# Exercise details:
Search the entries for the word "World" and pull out each line that has it.

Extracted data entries
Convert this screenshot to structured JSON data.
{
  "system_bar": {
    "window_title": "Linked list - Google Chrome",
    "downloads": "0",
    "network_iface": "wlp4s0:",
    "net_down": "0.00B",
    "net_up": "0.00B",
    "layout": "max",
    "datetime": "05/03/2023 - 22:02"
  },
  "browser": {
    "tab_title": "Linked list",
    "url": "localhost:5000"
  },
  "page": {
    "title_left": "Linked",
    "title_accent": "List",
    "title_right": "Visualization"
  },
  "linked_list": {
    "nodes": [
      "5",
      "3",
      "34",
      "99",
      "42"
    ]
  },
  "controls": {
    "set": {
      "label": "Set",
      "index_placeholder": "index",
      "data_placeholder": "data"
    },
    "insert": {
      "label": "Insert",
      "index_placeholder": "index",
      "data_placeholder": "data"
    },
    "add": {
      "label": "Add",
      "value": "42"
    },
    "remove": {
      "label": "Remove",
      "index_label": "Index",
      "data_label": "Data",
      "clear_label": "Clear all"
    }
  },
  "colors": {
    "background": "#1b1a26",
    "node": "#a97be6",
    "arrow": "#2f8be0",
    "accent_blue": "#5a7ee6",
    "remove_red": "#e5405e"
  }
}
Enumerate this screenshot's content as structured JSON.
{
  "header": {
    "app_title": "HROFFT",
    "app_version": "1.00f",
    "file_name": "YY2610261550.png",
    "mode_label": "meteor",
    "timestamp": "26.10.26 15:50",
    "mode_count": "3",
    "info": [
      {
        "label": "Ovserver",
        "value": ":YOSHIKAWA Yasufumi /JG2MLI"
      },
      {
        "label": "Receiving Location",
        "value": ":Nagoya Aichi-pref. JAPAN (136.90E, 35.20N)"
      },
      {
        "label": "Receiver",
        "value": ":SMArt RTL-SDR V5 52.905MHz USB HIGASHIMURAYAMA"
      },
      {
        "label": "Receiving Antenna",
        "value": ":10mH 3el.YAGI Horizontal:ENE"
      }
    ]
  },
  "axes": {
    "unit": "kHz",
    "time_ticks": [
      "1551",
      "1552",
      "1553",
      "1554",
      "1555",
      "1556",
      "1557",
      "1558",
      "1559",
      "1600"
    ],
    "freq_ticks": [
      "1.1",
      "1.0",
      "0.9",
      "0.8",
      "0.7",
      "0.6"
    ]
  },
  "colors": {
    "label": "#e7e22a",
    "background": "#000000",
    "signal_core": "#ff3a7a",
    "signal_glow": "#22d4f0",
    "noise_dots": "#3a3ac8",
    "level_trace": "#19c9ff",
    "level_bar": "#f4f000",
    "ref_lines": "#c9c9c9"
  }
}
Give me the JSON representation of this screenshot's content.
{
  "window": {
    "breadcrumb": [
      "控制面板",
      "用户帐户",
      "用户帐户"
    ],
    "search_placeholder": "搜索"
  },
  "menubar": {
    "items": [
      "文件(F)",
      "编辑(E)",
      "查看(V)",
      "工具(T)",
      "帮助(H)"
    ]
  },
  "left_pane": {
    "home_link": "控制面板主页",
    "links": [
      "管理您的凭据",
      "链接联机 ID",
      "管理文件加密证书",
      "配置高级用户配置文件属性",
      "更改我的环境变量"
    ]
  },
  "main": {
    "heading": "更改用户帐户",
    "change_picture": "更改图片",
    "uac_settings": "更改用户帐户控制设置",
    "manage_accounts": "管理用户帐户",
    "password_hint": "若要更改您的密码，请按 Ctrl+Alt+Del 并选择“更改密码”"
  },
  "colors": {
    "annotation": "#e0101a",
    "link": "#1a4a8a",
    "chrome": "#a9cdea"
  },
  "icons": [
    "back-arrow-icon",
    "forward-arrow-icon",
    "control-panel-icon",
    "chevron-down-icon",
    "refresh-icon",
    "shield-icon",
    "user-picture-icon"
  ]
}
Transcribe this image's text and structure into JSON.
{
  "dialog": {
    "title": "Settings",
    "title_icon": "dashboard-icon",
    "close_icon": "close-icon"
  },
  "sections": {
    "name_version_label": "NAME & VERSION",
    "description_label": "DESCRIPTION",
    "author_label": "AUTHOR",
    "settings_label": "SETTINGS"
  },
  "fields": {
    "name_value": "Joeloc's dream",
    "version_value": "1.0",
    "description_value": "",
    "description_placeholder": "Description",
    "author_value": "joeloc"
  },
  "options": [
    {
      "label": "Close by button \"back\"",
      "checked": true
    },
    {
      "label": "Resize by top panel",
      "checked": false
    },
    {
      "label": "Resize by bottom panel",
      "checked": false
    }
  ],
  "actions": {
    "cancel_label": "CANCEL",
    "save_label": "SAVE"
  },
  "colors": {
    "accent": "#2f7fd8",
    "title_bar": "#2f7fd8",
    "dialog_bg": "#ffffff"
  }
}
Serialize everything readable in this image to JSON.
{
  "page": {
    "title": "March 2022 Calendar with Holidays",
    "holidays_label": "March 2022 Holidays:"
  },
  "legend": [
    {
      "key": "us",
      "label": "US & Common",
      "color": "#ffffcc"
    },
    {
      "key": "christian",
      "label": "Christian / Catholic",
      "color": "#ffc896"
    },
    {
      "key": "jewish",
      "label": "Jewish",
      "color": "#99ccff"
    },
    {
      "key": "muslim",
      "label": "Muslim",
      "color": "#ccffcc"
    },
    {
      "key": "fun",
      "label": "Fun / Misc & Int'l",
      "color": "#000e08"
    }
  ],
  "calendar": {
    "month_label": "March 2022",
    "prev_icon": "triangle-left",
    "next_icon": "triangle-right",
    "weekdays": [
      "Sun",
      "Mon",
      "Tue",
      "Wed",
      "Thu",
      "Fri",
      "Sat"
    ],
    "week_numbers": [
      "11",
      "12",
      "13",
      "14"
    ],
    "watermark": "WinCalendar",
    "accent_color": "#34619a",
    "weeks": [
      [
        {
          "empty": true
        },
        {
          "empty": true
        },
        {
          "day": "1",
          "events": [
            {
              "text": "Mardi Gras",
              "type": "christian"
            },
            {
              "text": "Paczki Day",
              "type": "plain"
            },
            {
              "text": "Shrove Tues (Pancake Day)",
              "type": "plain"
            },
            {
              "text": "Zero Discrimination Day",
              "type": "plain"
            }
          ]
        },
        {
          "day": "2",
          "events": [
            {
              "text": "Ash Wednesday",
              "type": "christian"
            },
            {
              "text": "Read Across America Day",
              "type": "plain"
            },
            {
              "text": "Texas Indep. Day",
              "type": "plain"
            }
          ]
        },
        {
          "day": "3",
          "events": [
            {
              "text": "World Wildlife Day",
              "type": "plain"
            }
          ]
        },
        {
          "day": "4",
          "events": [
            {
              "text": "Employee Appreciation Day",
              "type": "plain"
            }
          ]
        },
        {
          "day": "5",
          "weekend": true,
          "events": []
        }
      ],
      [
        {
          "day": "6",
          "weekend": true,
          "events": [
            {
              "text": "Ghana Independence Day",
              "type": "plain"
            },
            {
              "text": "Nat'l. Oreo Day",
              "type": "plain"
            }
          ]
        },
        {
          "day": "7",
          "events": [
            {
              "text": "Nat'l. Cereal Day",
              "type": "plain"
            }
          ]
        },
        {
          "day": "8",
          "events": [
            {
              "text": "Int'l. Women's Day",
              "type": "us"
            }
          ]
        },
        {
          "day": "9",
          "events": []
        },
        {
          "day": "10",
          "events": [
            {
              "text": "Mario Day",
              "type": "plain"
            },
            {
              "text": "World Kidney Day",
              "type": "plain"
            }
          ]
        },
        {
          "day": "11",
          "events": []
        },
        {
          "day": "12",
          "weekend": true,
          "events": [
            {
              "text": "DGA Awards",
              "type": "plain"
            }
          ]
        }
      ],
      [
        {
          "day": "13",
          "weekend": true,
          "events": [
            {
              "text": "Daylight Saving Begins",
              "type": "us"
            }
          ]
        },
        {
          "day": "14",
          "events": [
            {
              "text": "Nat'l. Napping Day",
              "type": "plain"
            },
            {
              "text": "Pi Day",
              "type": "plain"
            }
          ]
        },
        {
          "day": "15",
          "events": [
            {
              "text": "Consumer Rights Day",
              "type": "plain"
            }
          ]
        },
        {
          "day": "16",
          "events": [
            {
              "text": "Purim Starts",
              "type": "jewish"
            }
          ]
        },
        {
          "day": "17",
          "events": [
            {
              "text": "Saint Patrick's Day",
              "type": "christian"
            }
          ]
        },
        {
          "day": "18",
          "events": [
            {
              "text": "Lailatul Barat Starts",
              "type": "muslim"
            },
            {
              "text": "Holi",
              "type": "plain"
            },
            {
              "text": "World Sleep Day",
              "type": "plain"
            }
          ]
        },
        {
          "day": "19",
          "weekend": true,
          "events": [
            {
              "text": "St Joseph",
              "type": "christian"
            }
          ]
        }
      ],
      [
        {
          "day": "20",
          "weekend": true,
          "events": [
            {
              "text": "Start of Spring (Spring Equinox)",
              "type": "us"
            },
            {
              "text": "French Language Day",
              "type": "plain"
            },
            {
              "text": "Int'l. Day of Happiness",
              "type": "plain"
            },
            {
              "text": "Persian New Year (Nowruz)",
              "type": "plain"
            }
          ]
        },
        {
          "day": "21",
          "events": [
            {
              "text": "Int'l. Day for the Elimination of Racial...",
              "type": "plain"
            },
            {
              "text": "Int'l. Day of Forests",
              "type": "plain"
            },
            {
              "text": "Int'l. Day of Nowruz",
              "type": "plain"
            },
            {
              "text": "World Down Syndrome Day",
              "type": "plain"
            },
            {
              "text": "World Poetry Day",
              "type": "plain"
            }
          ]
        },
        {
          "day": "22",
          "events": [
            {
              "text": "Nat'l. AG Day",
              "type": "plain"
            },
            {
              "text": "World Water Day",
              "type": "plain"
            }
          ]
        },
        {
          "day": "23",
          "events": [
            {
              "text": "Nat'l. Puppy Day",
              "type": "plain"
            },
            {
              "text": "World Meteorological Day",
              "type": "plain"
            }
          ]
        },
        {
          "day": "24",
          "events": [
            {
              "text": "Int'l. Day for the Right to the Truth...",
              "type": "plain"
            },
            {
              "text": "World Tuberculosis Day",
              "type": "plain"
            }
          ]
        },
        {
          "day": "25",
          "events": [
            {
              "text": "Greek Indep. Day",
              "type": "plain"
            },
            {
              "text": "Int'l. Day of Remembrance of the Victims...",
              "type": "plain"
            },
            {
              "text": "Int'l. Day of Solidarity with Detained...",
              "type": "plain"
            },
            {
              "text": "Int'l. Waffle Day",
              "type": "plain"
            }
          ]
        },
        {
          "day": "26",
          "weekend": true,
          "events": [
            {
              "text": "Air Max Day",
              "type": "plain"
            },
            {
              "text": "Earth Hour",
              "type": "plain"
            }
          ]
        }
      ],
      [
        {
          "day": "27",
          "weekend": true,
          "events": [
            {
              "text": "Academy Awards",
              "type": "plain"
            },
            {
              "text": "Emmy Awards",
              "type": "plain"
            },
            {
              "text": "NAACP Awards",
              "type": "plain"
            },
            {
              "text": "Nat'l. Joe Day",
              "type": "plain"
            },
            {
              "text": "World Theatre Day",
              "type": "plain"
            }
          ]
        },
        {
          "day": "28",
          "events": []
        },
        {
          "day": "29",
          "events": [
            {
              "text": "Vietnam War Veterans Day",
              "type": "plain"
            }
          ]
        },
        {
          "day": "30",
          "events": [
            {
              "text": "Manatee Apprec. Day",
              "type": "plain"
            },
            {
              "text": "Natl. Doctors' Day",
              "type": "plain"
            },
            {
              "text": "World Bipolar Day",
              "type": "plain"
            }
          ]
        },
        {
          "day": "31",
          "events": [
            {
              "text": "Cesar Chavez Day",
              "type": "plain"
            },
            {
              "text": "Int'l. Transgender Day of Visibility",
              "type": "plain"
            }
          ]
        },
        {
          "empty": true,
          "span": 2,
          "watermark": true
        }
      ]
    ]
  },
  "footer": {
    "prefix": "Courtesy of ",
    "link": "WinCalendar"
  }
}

# Task solution:
              "text": "World Wildlife Day",
              "text": "World Kidney Day",
              "text": "World Sleep Day",
              "text": "World Down Syndrome Day",
              "text": "World Poetry Day",
              "text": "World Water Day",
              "text": "World Meteorological Day",
              "text": "World Tuberculosis Day",
              "text": "World Theatre Day",
              "text": "World Bipolar Day",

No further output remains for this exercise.